Each line in the entries below that holds the string "après" is to be listed.
--- start ---
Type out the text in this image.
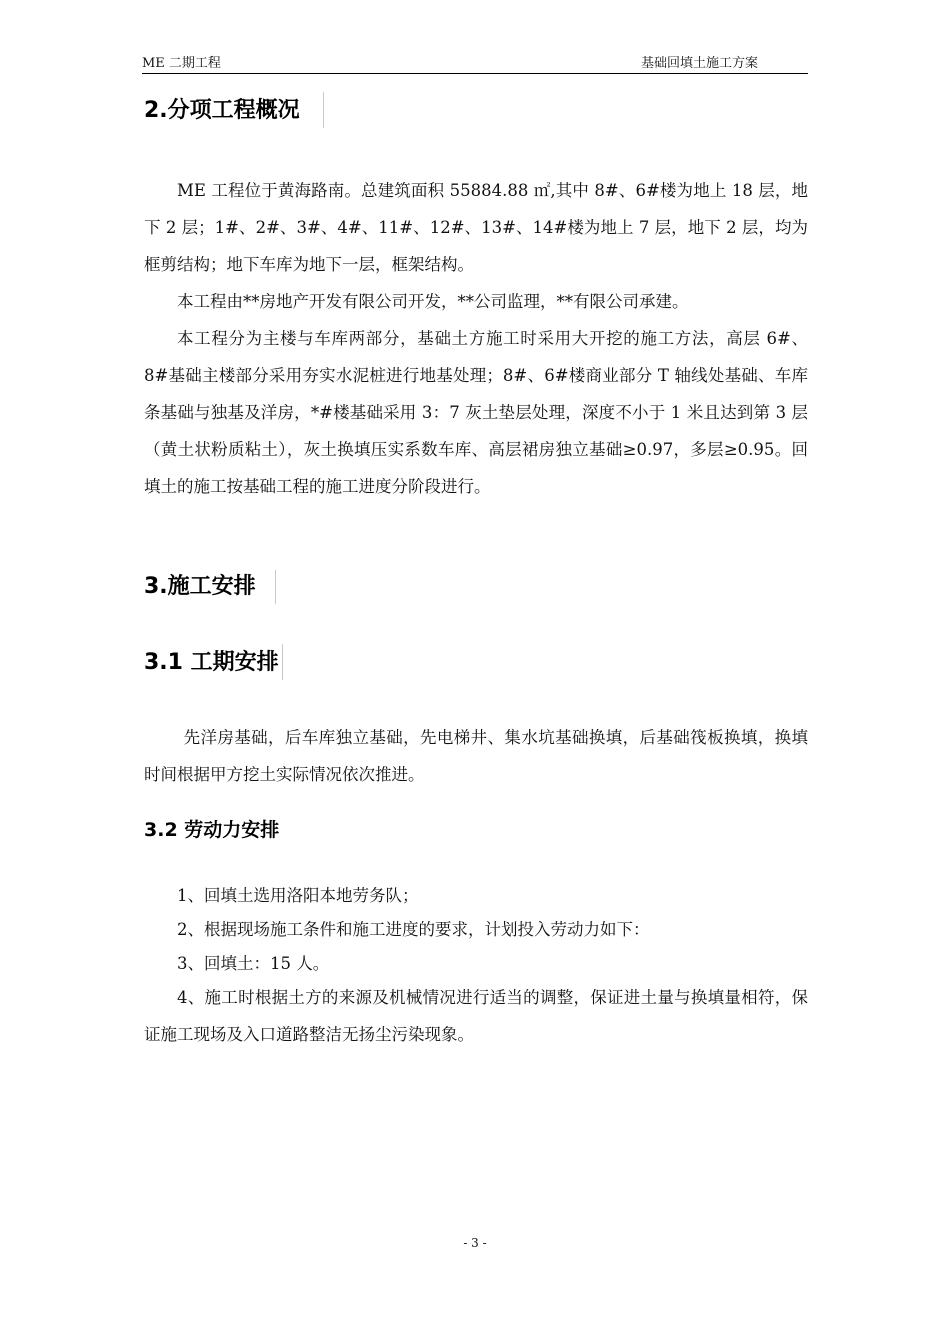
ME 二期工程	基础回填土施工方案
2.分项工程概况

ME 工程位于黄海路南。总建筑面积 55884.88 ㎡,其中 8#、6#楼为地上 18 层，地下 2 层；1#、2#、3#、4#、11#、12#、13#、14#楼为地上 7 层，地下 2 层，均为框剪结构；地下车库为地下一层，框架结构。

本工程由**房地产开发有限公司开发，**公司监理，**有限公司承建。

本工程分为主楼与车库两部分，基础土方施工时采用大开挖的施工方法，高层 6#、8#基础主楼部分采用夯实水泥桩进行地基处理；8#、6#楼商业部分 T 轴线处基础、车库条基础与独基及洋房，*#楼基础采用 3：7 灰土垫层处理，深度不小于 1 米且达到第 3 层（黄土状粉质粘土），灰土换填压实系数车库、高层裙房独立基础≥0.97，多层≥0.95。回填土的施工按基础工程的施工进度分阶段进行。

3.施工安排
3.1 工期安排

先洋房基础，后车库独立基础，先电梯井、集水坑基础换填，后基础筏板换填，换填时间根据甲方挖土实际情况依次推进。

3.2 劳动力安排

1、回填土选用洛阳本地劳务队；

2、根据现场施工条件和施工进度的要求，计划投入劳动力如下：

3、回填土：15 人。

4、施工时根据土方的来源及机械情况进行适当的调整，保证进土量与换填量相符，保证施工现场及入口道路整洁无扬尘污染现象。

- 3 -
--- end ---
--- start ---
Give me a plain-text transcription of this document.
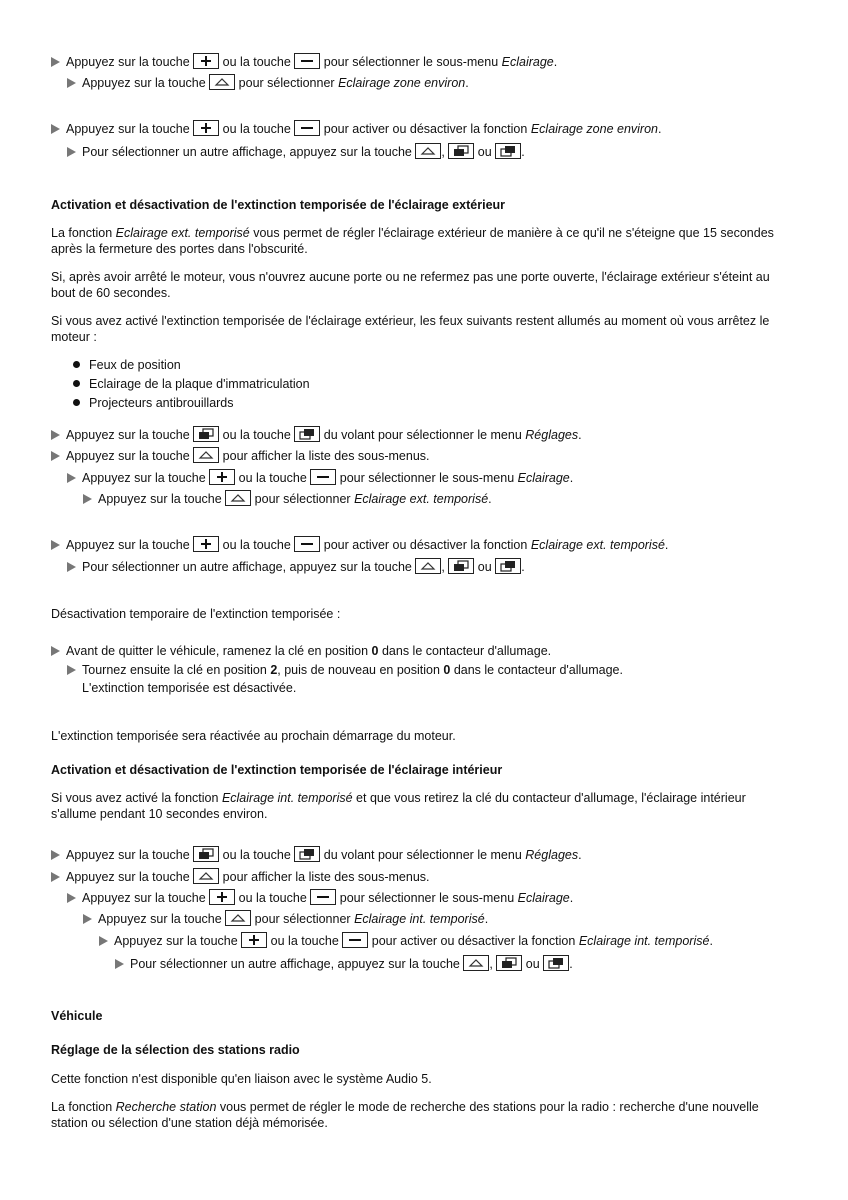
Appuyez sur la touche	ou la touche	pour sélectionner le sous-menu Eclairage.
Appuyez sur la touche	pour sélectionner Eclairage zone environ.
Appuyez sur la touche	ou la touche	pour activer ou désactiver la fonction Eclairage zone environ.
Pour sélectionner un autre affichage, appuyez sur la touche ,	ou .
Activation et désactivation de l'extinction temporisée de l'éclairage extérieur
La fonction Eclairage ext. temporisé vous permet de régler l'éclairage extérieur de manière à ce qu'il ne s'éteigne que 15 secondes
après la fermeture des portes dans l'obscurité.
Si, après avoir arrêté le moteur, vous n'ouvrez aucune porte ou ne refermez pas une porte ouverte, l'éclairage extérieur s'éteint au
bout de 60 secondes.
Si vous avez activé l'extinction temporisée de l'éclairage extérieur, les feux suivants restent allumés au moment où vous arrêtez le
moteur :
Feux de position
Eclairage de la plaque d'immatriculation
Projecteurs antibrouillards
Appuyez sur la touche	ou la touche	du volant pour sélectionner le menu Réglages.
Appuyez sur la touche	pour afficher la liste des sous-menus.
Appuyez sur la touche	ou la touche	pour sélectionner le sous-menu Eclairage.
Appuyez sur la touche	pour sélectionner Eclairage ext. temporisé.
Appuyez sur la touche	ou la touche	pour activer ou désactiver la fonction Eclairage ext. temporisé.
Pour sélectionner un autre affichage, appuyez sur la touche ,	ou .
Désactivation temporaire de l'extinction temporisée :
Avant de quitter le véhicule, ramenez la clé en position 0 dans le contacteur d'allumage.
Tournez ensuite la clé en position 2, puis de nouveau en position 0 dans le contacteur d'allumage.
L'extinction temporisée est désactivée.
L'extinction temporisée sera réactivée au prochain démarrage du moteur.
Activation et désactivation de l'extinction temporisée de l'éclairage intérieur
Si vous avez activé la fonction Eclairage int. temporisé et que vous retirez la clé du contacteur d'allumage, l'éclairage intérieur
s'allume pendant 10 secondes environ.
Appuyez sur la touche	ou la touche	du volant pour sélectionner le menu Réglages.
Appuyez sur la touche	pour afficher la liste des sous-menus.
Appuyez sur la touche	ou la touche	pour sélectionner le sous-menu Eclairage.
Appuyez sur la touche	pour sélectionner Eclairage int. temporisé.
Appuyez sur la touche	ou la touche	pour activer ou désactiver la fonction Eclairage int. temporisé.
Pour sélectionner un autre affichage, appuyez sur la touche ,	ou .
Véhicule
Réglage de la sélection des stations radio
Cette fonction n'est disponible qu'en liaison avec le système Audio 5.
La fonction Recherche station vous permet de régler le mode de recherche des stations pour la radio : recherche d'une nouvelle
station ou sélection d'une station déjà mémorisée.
--- end ---
*Worked answer*.
après la fermeture des portes dans l'obscurité.
Si, après avoir arrêté le moteur, vous n'ouvrez aucune porte ou ne refermez pas une porte ouverte, l'éclairage extérieur s'éteint au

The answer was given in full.